--- begin PROVIDED DATA ---

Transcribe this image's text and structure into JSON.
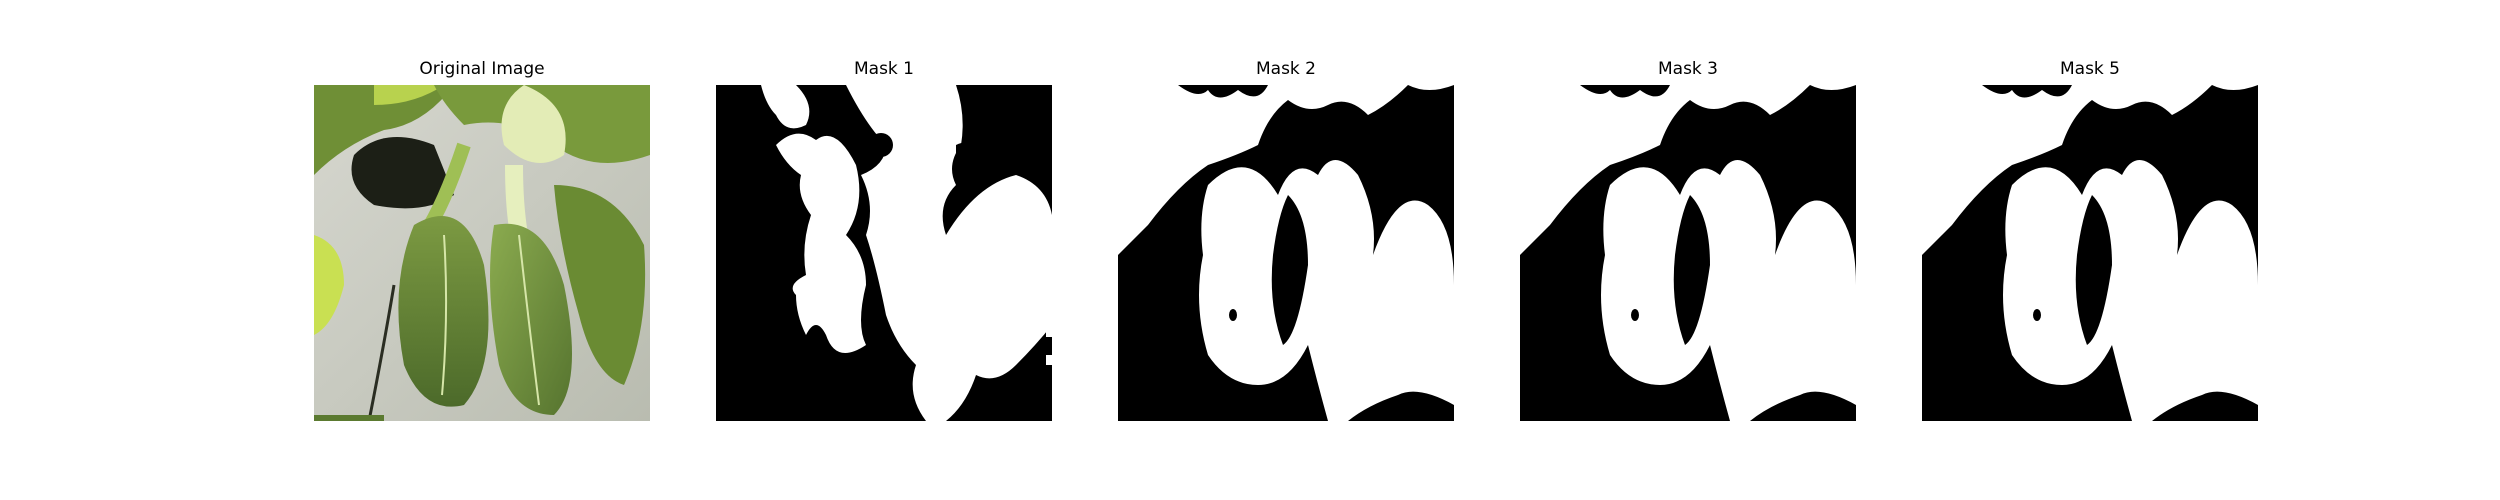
{
  "panels": [
    {
      "title": "Original Image"
    },
    {
      "title": "Mask 1"
    },
    {
      "title": "Mask 2"
    },
    {
      "title": "Mask 3"
    },
    {
      "title": "Mask 5"
    }
  ],
  "colors": {
    "mask_fg": "#ffffff",
    "mask_bg": "#000000",
    "wall": "#c9cbc0",
    "leaf_dark": "#4f6f2e",
    "leaf_light": "#8fae4e"
  }
}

--- end PROVIDED DATA ---

**WORK TO COMPLETE**
Find how many lines in the records contain the string "title", then give the number alone.

**REPLY**
5